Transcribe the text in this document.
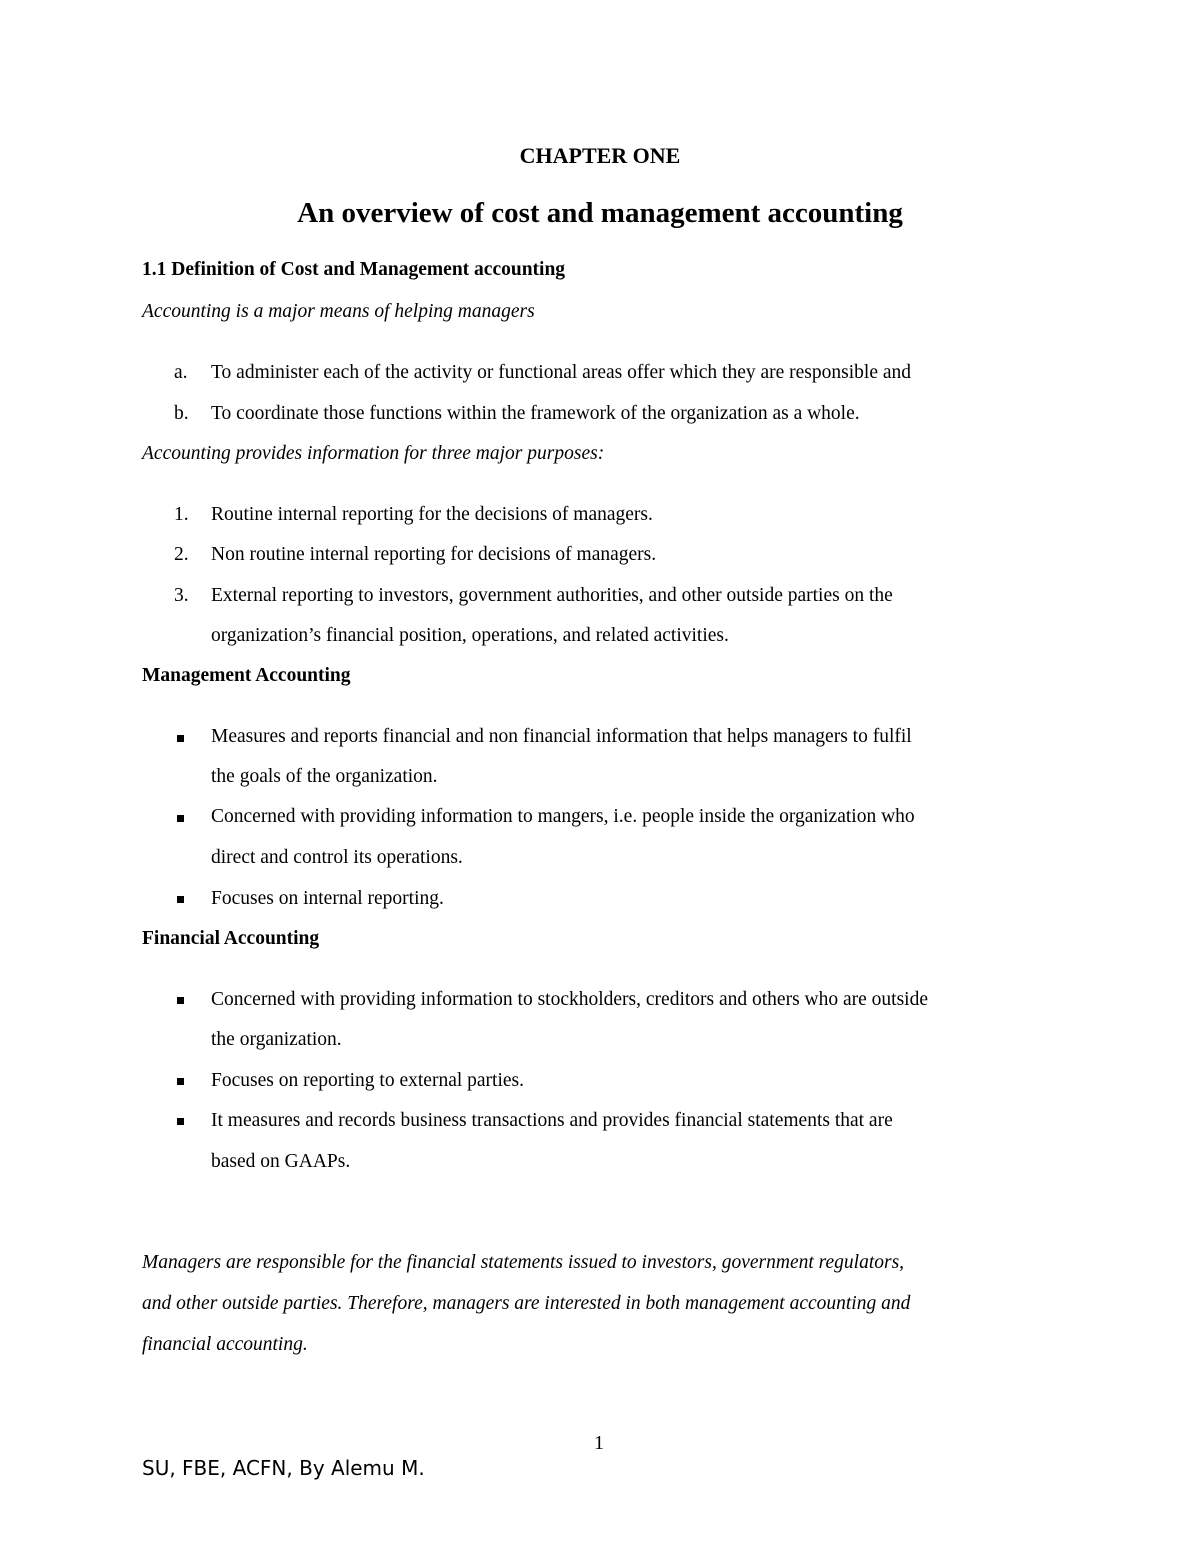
CHAPTER ONE
An overview of cost and management accounting
1.1 Definition of Cost and Management accounting
Accounting is a major means of helping managers
a. To administer each of the activity or functional areas offer which they are responsible and
b. To coordinate those functions within the framework of the organization as a whole.
Accounting provides information for three major purposes:
1. Routine internal reporting for the decisions of managers.
2. Non routine internal reporting for decisions of managers.
3. External reporting to investors, government authorities, and other outside parties on the
organization’s financial position, operations, and related activities.
Management Accounting
Measures and reports financial and non financial information that helps managers to fulfil
the goals of the organization.
Concerned with providing information to mangers, i.e. people inside the organization who
direct and control its operations.
Focuses on internal reporting.
Financial Accounting
Concerned with providing information to stockholders, creditors and others who are outside
the organization.
Focuses on reporting to external parties.
It measures and records business transactions and provides financial statements that are
based on GAAPs.
Managers are responsible for the financial statements issued to investors, government regulators,
and other outside parties. Therefore, managers are interested in both management accounting and
financial accounting.
1
SU, FBE, ACFN, By Alemu M.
========
_TO BE DONE_
Filter out every line that lacks the word "major", and copy the rest.

_TASK ANSWER_
Accounting is a major means of helping managers
Accounting provides information for three major purposes:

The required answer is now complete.